→ PROBLEM DETAILS: Report how many lines include the word "screenshot", and nothing besides that number.

→ PROVIDED DATA:

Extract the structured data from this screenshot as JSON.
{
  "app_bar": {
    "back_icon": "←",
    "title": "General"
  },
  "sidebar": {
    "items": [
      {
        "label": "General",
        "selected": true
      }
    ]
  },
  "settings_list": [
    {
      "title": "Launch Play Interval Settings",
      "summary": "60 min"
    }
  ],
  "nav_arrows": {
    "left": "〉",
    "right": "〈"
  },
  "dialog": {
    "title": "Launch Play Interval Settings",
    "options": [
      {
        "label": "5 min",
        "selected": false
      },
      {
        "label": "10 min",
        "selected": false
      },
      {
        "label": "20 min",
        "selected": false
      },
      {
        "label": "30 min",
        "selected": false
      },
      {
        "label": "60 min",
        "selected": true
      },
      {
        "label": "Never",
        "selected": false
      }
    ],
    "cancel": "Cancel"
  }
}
--
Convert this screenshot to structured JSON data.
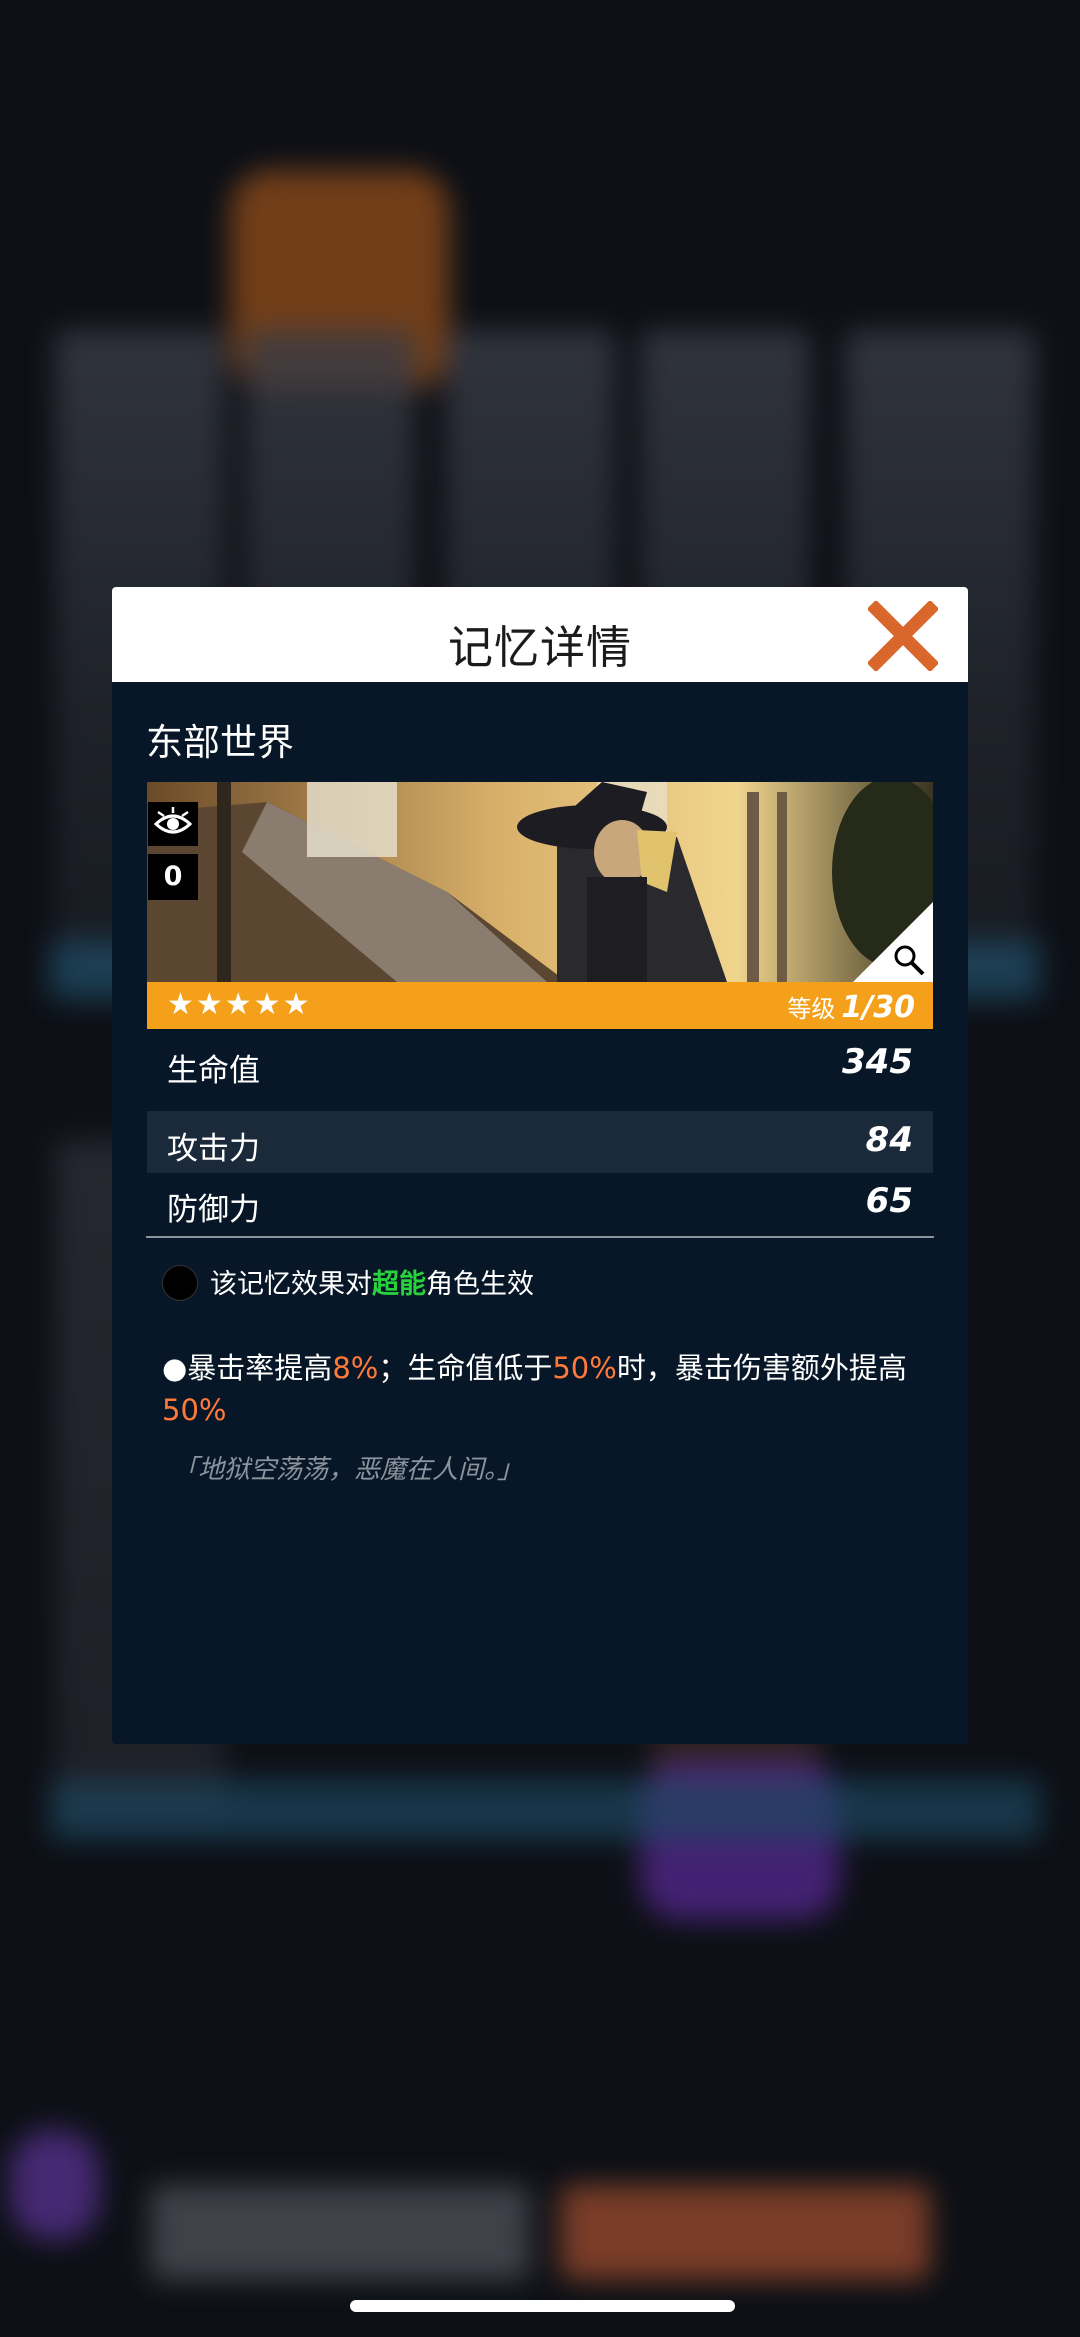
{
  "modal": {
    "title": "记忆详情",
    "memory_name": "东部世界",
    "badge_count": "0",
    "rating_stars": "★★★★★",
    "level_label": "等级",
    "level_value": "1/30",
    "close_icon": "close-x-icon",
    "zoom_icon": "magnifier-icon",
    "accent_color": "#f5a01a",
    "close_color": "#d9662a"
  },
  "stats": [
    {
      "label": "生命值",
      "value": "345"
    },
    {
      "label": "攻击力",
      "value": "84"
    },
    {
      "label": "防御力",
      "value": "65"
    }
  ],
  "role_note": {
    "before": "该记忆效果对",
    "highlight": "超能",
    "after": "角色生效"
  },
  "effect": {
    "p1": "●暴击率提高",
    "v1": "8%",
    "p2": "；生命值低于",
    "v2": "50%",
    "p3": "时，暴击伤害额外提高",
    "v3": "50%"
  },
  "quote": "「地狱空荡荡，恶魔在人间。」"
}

→ TASK SOLUTION: 2